- **Given request**: Please revise the material below, replacing "Throughput" with "Bandwidth" and leaving everything else unchanged. Leave the pictures out of your answer.

- **Dataset entries**:

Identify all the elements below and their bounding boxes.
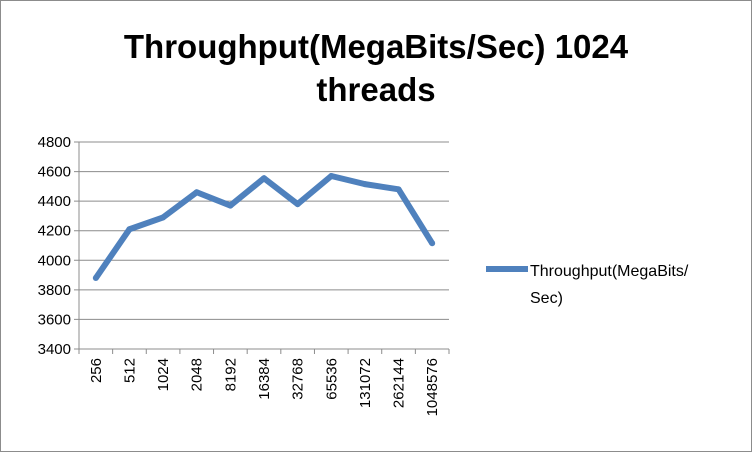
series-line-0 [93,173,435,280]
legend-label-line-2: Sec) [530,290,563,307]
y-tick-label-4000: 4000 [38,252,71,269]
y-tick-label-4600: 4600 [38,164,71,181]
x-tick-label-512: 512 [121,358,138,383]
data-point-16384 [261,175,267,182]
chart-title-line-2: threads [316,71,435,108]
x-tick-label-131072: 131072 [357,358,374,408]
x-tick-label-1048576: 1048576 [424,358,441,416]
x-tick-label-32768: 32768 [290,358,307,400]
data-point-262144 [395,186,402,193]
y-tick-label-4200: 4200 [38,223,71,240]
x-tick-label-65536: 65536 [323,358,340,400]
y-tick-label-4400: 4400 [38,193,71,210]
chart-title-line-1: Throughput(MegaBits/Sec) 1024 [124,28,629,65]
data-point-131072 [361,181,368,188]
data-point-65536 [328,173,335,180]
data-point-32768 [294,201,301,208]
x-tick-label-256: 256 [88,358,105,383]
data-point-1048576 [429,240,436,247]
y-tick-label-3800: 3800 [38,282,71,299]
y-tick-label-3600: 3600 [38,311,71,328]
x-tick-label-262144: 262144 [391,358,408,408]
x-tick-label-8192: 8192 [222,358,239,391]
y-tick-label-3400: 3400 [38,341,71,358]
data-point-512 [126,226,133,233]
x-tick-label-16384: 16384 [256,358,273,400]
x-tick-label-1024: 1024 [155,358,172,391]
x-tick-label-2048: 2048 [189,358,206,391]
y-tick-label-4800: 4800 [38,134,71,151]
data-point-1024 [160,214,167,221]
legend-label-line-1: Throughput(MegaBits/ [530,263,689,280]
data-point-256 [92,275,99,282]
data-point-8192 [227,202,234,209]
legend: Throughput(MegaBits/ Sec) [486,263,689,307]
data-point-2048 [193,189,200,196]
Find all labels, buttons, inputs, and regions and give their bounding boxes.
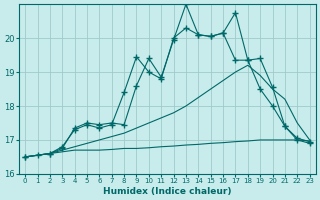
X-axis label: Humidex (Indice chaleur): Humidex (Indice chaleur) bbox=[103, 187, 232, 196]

- **Answer for the task**:
Identify all the elements below and their bounding boxes.
series-line-0 [93,173,435,280]
legend-label-line-2: Sec) [530,290,563,307]
y-tick-label-4000: 4000 [38,252,71,269]
y-tick-label-4600: 4600 [38,164,71,181]
x-tick-label-512: 512 [121,358,138,383]
data-point-16384 [261,175,267,182]
chart-title-line-2: threads [316,71,435,108]
x-tick-label-131072: 131072 [357,358,374,408]
x-tick-label-1048576: 1048576 [424,358,441,416]
x-tick-label-32768: 32768 [290,358,307,400]
data-point-262144 [395,186,402,193]
y-tick-label-4200: 4200 [38,223,71,240]
x-tick-label-65536: 65536 [323,358,340,400]
y-tick-label-4400: 4400 [38,193,71,210]
chart-title-line-1: Bandwidth(MegaBits/Sec) 1024 [124,28,629,65]
data-point-131072 [361,181,368,188]
data-point-65536 [328,173,335,180]
data-point-32768 [294,201,301,208]
x-tick-label-256: 256 [88,358,105,383]
data-point-1048576 [429,240,436,247]
y-tick-label-3800: 3800 [38,282,71,299]
y-tick-label-3600: 3600 [38,311,71,328]
x-tick-label-262144: 262144 [391,358,408,408]
x-tick-label-8192: 8192 [222,358,239,391]
y-tick-label-3400: 3400 [38,341,71,358]
data-point-512 [126,226,133,233]
x-tick-label-16384: 16384 [256,358,273,400]
x-tick-label-1024: 1024 [155,358,172,391]
x-tick-label-2048: 2048 [189,358,206,391]
y-tick-label-4800: 4800 [38,134,71,151]
data-point-1024 [160,214,167,221]
legend-label-line-1: Bandwidth(MegaBits/ [530,263,689,280]
data-point-256 [92,275,99,282]
data-point-8192 [227,202,234,209]
legend: Bandwidth(MegaBits/ Sec) [486,263,689,307]
data-point-2048 [193,189,200,196]
Find all labels, buttons, inputs, and regions and give their bounding boxes.
X-axis label: Humidex (Indice chaleur): Humidex (Indice chaleur) bbox=[103, 187, 232, 196]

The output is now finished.